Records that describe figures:
=======

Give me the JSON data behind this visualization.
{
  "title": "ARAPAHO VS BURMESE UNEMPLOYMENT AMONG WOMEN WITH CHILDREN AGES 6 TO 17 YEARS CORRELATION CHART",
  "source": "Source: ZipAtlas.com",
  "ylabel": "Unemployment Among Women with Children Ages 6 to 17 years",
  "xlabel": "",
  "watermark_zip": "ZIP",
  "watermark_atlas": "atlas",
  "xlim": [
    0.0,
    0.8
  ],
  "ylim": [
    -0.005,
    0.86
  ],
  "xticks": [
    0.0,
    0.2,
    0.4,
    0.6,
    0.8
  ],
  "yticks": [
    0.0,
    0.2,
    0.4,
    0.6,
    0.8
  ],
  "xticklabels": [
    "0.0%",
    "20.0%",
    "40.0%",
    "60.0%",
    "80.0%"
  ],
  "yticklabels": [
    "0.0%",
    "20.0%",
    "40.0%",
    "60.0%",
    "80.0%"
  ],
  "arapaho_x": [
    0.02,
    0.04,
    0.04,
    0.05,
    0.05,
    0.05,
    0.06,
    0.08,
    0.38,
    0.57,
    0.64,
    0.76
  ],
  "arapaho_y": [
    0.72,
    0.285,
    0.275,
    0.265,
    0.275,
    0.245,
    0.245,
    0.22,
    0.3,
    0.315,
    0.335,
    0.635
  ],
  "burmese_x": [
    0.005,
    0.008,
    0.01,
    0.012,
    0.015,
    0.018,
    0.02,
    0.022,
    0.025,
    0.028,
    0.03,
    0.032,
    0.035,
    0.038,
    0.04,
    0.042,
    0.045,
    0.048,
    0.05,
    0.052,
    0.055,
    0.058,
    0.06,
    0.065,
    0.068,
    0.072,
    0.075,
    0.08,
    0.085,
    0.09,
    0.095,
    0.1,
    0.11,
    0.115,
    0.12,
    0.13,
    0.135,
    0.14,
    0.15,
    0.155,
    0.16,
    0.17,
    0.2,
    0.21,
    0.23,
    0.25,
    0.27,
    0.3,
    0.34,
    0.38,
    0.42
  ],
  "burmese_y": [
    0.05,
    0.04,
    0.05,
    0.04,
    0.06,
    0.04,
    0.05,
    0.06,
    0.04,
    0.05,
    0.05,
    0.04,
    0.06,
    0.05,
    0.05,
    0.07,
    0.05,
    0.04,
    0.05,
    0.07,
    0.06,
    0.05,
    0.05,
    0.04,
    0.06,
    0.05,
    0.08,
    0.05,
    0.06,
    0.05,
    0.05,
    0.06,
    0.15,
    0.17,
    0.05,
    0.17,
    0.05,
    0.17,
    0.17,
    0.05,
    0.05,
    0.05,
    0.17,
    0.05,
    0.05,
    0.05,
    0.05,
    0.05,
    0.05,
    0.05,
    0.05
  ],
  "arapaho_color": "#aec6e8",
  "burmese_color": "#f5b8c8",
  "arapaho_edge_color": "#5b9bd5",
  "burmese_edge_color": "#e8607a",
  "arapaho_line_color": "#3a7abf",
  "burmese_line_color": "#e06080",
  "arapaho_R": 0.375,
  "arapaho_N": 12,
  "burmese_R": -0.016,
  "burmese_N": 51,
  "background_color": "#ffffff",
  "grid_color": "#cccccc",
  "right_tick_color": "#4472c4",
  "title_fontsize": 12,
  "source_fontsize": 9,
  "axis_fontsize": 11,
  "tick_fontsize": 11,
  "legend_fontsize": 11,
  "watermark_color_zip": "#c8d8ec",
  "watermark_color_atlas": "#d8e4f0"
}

=======

> REQUIREMENTS: Every entry should be printed again exactly as written.

> RESPONSE TO THE TASK:
Give me the JSON data behind this visualization.
{
  "title": "ARAPAHO VS BURMESE UNEMPLOYMENT AMONG WOMEN WITH CHILDREN AGES 6 TO 17 YEARS CORRELATION CHART",
  "source": "Source: ZipAtlas.com",
  "ylabel": "Unemployment Among Women with Children Ages 6 to 17 years",
  "xlabel": "",
  "watermark_zip": "ZIP",
  "watermark_atlas": "atlas",
  "xlim": [
    0.0,
    0.8
  ],
  "ylim": [
    -0.005,
    0.86
  ],
  "xticks": [
    0.0,
    0.2,
    0.4,
    0.6,
    0.8
  ],
  "yticks": [
    0.0,
    0.2,
    0.4,
    0.6,
    0.8
  ],
  "xticklabels": [
    "0.0%",
    "20.0%",
    "40.0%",
    "60.0%",
    "80.0%"
  ],
  "yticklabels": [
    "0.0%",
    "20.0%",
    "40.0%",
    "60.0%",
    "80.0%"
  ],
  "arapaho_x": [
    0.02,
    0.04,
    0.04,
    0.05,
    0.05,
    0.05,
    0.06,
    0.08,
    0.38,
    0.57,
    0.64,
    0.76
  ],
  "arapaho_y": [
    0.72,
    0.285,
    0.275,
    0.265,
    0.275,
    0.245,
    0.245,
    0.22,
    0.3,
    0.315,
    0.335,
    0.635
  ],
  "burmese_x": [
    0.005,
    0.008,
    0.01,
    0.012,
    0.015,
    0.018,
    0.02,
    0.022,
    0.025,
    0.028,
    0.03,
    0.032,
    0.035,
    0.038,
    0.04,
    0.042,
    0.045,
    0.048,
    0.05,
    0.052,
    0.055,
    0.058,
    0.06,
    0.065,
    0.068,
    0.072,
    0.075,
    0.08,
    0.085,
    0.09,
    0.095,
    0.1,
    0.11,
    0.115,
    0.12,
    0.13,
    0.135,
    0.14,
    0.15,
    0.155,
    0.16,
    0.17,
    0.2,
    0.21,
    0.23,
    0.25,
    0.27,
    0.3,
    0.34,
    0.38,
    0.42
  ],
  "burmese_y": [
    0.05,
    0.04,
    0.05,
    0.04,
    0.06,
    0.04,
    0.05,
    0.06,
    0.04,
    0.05,
    0.05,
    0.04,
    0.06,
    0.05,
    0.05,
    0.07,
    0.05,
    0.04,
    0.05,
    0.07,
    0.06,
    0.05,
    0.05,
    0.04,
    0.06,
    0.05,
    0.08,
    0.05,
    0.06,
    0.05,
    0.05,
    0.06,
    0.15,
    0.17,
    0.05,
    0.17,
    0.05,
    0.17,
    0.17,
    0.05,
    0.05,
    0.05,
    0.17,
    0.05,
    0.05,
    0.05,
    0.05,
    0.05,
    0.05,
    0.05,
    0.05
  ],
  "arapaho_color": "#aec6e8",
  "burmese_color": "#f5b8c8",
  "arapaho_edge_color": "#5b9bd5",
  "burmese_edge_color": "#e8607a",
  "arapaho_line_color": "#3a7abf",
  "burmese_line_color": "#e06080",
  "arapaho_R": 0.375,
  "arapaho_N": 12,
  "burmese_R": -0.016,
  "burmese_N": 51,
  "background_color": "#ffffff",
  "grid_color": "#cccccc",
  "right_tick_color": "#4472c4",
  "title_fontsize": 12,
  "source_fontsize": 9,
  "axis_fontsize": 11,
  "tick_fontsize": 11,
  "legend_fontsize": 11,
  "watermark_color_zip": "#c8d8ec",
  "watermark_color_atlas": "#d8e4f0"
}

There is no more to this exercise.